提示文
%%

急速に進む少子高齢化、とどまらない原油高、中小企業を取り巻く環境はきわめてきびしい。と同時に、会計事務所も危機に直面している。このような状況で、日本M&Aセンターの分林保弘社長は「M&Aが中小企業を救う原動力になる」という。さっそく、昨年11月に開催されたミロク会計人会連合会の第32回「全国統一研修会・東京大会」の講演会でお話しいただいた内容をお伝えしたい。以下、講演会での分林氏の発言。
日本の社会は明治維新以来、生産基地というポジションを保ちつづけていました。しかし、いまや生産基地といえば中国やベトナム、インドなどになっています。日本で売られている家電製品のうち、日本で製造されているのは1割もないと思います。
しかも、急激な人口減少とともに労働人口、マーケット、企業数なども縮小しています。その結果、今の日本では数多くの企業がM&Aに力を入れているのです。たとえば、松坂屋も単独ではムリということで、大丸と合併しましたし、三越も伊勢丹と合併しました。スーパーに関しても、いずれはイトーヨーカードーグループとイオングループのふたつに集約されるようになるでしょう。金融業界も淘汰が進みました。現に、かつて都市銀行は13行ありましたが、今は3大メガバンクに集約されています。建設業については少なくとも半分になると思います。何しろ人口が減るわけですから、将来的に家を買う必要がありません。そのうえ、建築基準法がきびしくなっているので、建設業界の資金繰りは想像以上にきびしいはずです。

%%

データセットの資料

%%

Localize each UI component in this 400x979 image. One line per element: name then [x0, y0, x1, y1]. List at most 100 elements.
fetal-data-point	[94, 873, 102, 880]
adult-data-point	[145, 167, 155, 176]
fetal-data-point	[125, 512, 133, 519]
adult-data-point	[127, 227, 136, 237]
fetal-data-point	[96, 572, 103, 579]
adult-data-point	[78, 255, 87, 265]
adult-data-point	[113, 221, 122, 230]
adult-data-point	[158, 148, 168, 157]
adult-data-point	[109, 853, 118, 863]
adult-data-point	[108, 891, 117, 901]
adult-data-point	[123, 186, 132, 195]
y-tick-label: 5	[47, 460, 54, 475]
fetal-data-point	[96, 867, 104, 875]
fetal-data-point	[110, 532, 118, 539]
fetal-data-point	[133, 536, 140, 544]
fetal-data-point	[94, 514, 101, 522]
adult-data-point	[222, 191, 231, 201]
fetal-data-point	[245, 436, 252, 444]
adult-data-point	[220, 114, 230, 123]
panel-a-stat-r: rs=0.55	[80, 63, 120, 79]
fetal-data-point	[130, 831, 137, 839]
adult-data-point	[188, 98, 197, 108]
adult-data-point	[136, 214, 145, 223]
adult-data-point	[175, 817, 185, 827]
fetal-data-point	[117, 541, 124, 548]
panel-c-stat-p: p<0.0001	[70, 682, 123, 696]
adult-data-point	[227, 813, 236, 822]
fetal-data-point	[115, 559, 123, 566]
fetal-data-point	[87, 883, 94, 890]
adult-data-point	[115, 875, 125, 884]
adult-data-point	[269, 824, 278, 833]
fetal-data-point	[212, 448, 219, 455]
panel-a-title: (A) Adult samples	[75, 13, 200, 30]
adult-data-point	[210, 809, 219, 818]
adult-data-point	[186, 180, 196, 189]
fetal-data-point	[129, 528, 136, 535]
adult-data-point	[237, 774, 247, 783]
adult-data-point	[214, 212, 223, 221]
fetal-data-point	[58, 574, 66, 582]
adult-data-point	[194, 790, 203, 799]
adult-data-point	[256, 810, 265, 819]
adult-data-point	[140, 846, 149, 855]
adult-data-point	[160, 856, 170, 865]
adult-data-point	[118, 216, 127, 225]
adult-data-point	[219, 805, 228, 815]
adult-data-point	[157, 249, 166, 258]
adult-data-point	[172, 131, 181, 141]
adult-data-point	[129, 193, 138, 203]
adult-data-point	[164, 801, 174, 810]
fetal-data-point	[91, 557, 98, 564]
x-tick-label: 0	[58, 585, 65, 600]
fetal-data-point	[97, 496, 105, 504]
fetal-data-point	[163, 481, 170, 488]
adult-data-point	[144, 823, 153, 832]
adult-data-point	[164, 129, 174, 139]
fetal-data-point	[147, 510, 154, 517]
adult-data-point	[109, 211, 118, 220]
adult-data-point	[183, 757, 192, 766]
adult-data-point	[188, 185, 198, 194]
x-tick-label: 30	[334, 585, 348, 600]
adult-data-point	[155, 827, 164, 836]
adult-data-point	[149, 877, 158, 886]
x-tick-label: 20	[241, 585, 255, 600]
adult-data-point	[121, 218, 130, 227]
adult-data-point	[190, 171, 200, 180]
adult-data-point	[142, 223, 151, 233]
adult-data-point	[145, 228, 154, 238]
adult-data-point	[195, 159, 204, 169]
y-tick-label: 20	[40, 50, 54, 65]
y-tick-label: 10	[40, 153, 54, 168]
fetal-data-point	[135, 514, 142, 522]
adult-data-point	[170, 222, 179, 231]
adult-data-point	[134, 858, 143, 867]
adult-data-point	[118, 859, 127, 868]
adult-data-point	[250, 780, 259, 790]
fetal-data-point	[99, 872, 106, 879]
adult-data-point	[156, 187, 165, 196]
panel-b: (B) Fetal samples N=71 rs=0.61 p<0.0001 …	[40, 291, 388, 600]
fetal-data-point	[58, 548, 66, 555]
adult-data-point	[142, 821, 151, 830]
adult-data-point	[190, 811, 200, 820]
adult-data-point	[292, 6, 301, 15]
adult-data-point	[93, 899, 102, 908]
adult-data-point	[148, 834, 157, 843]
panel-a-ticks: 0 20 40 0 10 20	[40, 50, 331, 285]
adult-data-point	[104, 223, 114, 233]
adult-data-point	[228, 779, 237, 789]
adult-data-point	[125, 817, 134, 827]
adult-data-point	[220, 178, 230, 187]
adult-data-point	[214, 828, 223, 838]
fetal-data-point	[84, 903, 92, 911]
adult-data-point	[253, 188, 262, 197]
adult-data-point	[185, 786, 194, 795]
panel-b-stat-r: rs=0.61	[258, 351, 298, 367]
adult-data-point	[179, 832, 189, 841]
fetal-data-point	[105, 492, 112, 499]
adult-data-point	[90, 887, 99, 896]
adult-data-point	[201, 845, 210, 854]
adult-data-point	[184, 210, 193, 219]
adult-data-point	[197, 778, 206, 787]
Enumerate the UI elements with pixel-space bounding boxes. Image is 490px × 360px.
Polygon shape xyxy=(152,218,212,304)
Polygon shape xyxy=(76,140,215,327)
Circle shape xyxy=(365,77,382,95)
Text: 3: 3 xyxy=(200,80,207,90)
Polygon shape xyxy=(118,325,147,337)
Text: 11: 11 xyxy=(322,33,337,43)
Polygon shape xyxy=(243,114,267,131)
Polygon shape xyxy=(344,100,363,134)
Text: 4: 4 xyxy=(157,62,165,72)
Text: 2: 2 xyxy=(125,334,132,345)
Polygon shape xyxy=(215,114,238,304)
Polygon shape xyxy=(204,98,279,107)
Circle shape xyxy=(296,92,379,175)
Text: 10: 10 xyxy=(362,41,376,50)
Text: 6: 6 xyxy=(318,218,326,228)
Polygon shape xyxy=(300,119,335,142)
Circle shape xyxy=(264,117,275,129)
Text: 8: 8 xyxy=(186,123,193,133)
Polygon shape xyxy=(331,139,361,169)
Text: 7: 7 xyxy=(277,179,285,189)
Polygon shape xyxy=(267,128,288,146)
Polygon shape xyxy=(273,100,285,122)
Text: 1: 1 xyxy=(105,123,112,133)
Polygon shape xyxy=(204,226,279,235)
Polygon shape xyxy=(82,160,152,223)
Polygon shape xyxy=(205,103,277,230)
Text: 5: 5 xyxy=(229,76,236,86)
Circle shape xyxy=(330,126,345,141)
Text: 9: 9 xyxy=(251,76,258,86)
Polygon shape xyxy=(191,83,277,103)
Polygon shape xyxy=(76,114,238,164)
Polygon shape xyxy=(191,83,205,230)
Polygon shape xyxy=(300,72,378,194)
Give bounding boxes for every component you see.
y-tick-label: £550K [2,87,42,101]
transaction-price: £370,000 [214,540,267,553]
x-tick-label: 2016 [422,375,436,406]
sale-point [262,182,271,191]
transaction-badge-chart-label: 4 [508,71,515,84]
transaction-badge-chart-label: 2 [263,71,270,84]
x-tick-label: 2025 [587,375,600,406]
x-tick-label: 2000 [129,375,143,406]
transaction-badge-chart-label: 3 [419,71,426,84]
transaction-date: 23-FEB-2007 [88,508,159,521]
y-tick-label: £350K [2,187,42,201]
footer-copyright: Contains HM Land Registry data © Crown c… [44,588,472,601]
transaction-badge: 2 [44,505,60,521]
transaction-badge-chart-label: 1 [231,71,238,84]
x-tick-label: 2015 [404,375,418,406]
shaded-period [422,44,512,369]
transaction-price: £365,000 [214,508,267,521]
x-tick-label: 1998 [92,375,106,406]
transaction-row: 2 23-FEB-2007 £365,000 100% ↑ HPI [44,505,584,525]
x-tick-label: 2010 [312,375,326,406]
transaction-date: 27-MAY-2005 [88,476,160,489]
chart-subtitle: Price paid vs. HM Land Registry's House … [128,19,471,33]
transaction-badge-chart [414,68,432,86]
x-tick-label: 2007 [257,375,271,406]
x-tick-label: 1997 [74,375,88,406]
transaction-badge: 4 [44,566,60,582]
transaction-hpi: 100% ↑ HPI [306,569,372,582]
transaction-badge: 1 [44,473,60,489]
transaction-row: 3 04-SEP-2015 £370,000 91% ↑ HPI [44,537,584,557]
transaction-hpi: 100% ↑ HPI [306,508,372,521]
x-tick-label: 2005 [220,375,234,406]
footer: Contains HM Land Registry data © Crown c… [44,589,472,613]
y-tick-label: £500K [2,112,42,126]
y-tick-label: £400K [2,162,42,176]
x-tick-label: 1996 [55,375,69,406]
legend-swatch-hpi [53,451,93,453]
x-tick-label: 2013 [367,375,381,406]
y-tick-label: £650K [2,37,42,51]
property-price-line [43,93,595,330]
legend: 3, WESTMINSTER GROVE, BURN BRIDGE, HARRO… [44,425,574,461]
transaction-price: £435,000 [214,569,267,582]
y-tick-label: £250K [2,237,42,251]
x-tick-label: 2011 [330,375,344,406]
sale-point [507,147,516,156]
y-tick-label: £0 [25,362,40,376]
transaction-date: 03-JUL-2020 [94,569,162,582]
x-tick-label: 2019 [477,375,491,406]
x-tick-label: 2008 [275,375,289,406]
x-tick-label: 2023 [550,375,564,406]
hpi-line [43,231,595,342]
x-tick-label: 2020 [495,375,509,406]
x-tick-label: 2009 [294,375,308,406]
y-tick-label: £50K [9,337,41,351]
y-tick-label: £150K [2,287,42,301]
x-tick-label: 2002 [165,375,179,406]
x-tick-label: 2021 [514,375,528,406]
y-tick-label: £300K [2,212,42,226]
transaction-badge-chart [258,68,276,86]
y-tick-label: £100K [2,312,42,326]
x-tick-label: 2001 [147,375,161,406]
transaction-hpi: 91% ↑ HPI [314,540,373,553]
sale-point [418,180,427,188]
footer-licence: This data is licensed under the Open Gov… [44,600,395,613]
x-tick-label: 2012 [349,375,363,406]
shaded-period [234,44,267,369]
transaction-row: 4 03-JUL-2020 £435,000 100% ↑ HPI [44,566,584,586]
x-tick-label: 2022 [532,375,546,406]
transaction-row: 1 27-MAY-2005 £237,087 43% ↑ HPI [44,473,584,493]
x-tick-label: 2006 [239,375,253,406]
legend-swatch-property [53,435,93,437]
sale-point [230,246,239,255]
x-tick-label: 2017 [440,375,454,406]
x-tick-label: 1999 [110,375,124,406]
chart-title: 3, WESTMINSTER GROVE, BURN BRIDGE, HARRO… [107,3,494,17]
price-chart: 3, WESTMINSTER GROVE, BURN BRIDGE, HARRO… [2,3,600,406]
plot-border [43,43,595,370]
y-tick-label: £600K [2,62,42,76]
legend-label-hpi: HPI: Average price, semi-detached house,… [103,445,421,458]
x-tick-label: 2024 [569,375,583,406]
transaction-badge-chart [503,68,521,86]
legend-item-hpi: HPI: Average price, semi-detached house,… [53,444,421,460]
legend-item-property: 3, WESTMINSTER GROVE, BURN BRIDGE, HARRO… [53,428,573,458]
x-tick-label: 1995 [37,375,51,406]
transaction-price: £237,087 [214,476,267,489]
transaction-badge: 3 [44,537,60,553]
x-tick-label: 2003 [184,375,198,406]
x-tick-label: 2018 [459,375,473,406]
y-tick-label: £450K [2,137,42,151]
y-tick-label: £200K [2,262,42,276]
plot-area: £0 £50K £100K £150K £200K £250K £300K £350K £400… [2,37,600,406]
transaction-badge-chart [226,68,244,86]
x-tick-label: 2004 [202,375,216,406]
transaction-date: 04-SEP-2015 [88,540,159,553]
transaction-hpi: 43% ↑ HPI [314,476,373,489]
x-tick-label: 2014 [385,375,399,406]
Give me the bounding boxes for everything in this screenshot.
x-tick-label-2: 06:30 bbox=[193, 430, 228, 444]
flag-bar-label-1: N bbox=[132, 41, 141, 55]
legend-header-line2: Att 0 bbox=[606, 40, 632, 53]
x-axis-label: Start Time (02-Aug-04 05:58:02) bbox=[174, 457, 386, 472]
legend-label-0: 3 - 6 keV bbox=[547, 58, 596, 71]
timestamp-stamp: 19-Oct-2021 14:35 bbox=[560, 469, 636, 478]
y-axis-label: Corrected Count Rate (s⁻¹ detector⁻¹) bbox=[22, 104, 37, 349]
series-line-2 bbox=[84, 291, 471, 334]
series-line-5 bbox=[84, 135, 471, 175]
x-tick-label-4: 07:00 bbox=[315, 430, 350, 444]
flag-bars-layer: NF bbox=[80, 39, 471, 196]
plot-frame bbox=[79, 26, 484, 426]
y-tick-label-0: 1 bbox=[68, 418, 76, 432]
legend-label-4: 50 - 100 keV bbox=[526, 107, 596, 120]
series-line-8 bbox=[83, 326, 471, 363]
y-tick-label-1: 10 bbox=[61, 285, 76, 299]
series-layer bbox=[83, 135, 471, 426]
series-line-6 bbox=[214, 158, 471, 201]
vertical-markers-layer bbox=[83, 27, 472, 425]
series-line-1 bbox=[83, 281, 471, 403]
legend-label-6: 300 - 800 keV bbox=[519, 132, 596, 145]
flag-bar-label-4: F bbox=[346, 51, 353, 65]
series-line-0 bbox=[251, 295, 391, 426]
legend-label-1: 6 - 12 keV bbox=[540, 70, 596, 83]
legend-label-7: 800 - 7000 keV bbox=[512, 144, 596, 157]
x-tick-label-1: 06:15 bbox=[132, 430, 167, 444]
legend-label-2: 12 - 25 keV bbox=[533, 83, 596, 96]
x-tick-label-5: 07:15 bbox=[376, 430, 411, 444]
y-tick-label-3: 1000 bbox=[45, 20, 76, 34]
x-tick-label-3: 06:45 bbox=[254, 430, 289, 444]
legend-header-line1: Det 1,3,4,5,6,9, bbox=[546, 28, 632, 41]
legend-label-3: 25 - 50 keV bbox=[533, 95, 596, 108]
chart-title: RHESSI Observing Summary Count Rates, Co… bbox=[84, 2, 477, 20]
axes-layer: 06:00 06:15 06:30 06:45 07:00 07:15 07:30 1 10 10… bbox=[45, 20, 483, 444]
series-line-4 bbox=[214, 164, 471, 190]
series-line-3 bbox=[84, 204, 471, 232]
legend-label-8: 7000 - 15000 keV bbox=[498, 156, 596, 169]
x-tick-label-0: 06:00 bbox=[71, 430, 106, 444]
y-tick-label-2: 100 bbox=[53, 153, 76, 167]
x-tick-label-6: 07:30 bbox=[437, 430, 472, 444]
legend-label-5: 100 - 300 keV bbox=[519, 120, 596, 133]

%%

課題 A
中小企業とM&Aについての提示文によると、かつて都市銀行は何行ありましたか。
課題 B
中小企業とM&Aについての提示文を、最後の文に続けて書き継ぎなさい。
資料はここでは使用しません。

解答 A
13行です。

解答 B
また、事業そのものの将来性も危うくなっています。たとえば、米屋、酒卸業などは免許制ではなくなりました。タクシー会社の営業権もかつては1台1000万円でしたが、今はゼロです。病院に関しても、ベッドひとつに1000万円もの値がつきましたが、今はゼロになっています。
私はちょうど40数年前に貨物船でアメリカに行きました。そして、長い時間をかけて35州の様子を見てまわりました。そのときの経験は今でも非常に役立っています。というのは、アメリカで起こったことはその後でかならず日本で起こっているからです。アメリカが技術的に日本に追い上げられたように、今は日本が世界から追い上げられています。もはや日本だけが先進技術を持っているわけではないのです。
現在、日本で好調なのは輸出産業です。自動車も家電製品もプラントも輸出に関しては好調です。コマツも絶好調ですが、これはBRICs(ブラジル、ロシア、インド、中国)に対して大量の輸出をしているからです。もはや内需だけで企業経営を成り立たせるにはムリがあるのです。ですから、中小企業といえども、少なくともアジアくらいは視野に入れなければ、生き残るのはむずかしいと思います。